■ **Task to complete**
Where a line contains the word "years", copy that line in full.

* * * * * * *

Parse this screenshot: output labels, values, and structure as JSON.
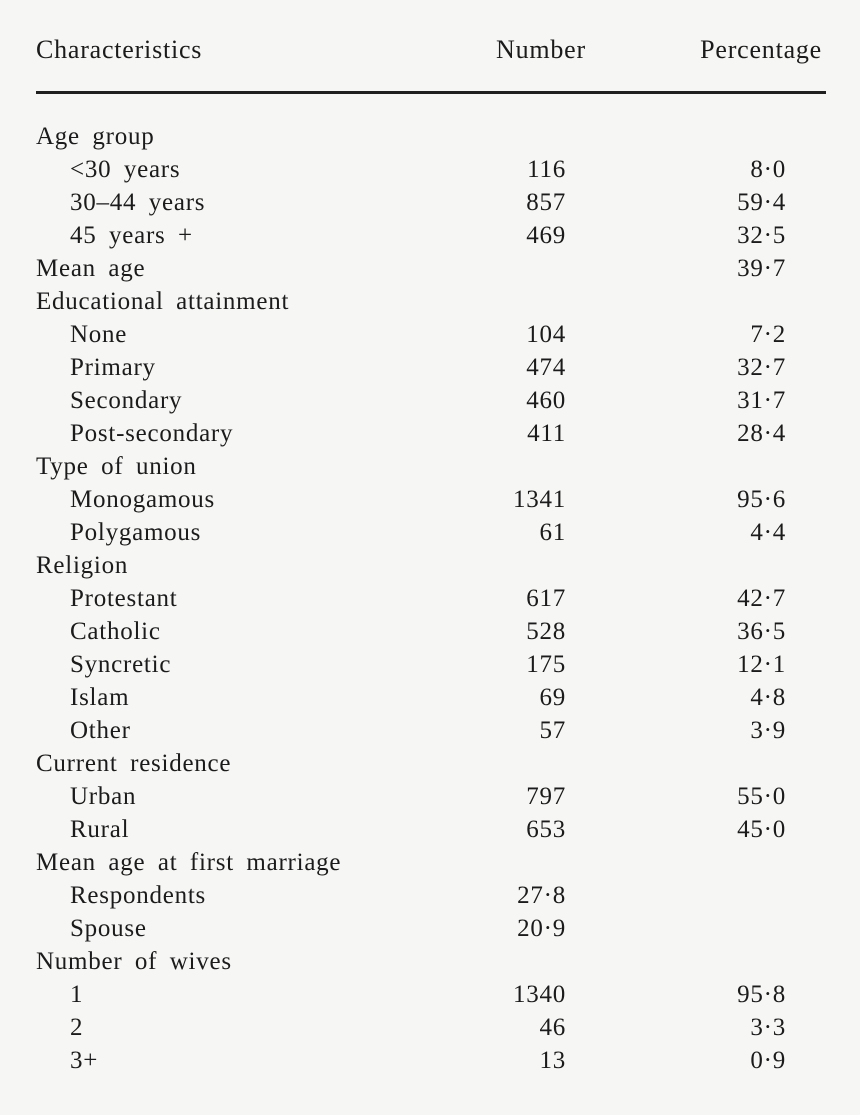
{
  "table": {
    "columns": {
      "characteristics": "Characteristics",
      "number": "Number",
      "percentage": "Percentage"
    },
    "rows": [
      {
        "label": "Age group",
        "indent": 0,
        "number": "",
        "percentage": ""
      },
      {
        "label": "<30 years",
        "indent": 1,
        "number": "116",
        "percentage": "8·0"
      },
      {
        "label": "30–44 years",
        "indent": 1,
        "number": "857",
        "percentage": "59·4"
      },
      {
        "label": "45 years +",
        "indent": 1,
        "number": "469",
        "percentage": "32·5"
      },
      {
        "label": "Mean age",
        "indent": 0,
        "number": "",
        "percentage": "39·7"
      },
      {
        "label": "Educational attainment",
        "indent": 0,
        "number": "",
        "percentage": ""
      },
      {
        "label": "None",
        "indent": 1,
        "number": "104",
        "percentage": "7·2"
      },
      {
        "label": "Primary",
        "indent": 1,
        "number": "474",
        "percentage": "32·7"
      },
      {
        "label": "Secondary",
        "indent": 1,
        "number": "460",
        "percentage": "31·7"
      },
      {
        "label": "Post-secondary",
        "indent": 1,
        "number": "411",
        "percentage": "28·4"
      },
      {
        "label": "Type of union",
        "indent": 0,
        "number": "",
        "percentage": ""
      },
      {
        "label": "Monogamous",
        "indent": 1,
        "number": "1341",
        "percentage": "95·6"
      },
      {
        "label": "Polygamous",
        "indent": 1,
        "number": "61",
        "percentage": "4·4"
      },
      {
        "label": "Religion",
        "indent": 0,
        "number": "",
        "percentage": ""
      },
      {
        "label": "Protestant",
        "indent": 1,
        "number": "617",
        "percentage": "42·7"
      },
      {
        "label": "Catholic",
        "indent": 1,
        "number": "528",
        "percentage": "36·5"
      },
      {
        "label": "Syncretic",
        "indent": 1,
        "number": "175",
        "percentage": "12·1"
      },
      {
        "label": "Islam",
        "indent": 1,
        "number": "69",
        "percentage": "4·8"
      },
      {
        "label": "Other",
        "indent": 1,
        "number": "57",
        "percentage": "3·9"
      },
      {
        "label": "Current residence",
        "indent": 0,
        "number": "",
        "percentage": ""
      },
      {
        "label": "Urban",
        "indent": 1,
        "number": "797",
        "percentage": "55·0"
      },
      {
        "label": "Rural",
        "indent": 1,
        "number": "653",
        "percentage": "45·0"
      },
      {
        "label": "Mean age at first marriage",
        "indent": 0,
        "number": "",
        "percentage": ""
      },
      {
        "label": "Respondents",
        "indent": 1,
        "number": "27·8",
        "percentage": ""
      },
      {
        "label": "Spouse",
        "indent": 1,
        "number": "20·9",
        "percentage": ""
      },
      {
        "label": "Number of wives",
        "indent": 0,
        "number": "",
        "percentage": ""
      },
      {
        "label": "1",
        "indent": 1,
        "number": "1340",
        "percentage": "95·8"
      },
      {
        "label": "2",
        "indent": 1,
        "number": "46",
        "percentage": "3·3"
      },
      {
        "label": "3+",
        "indent": 1,
        "number": "13",
        "percentage": "0·9"
      }
    ],
    "colors": {
      "background": "#f6f6f4",
      "text": "#1b1b1b",
      "rule": "#1f1f1f"
    }
  }
}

* * * * * * *

■ **Response for this exercise**
        "label": "<30 years",
        "label": "30–44 years",
        "label": "45 years +",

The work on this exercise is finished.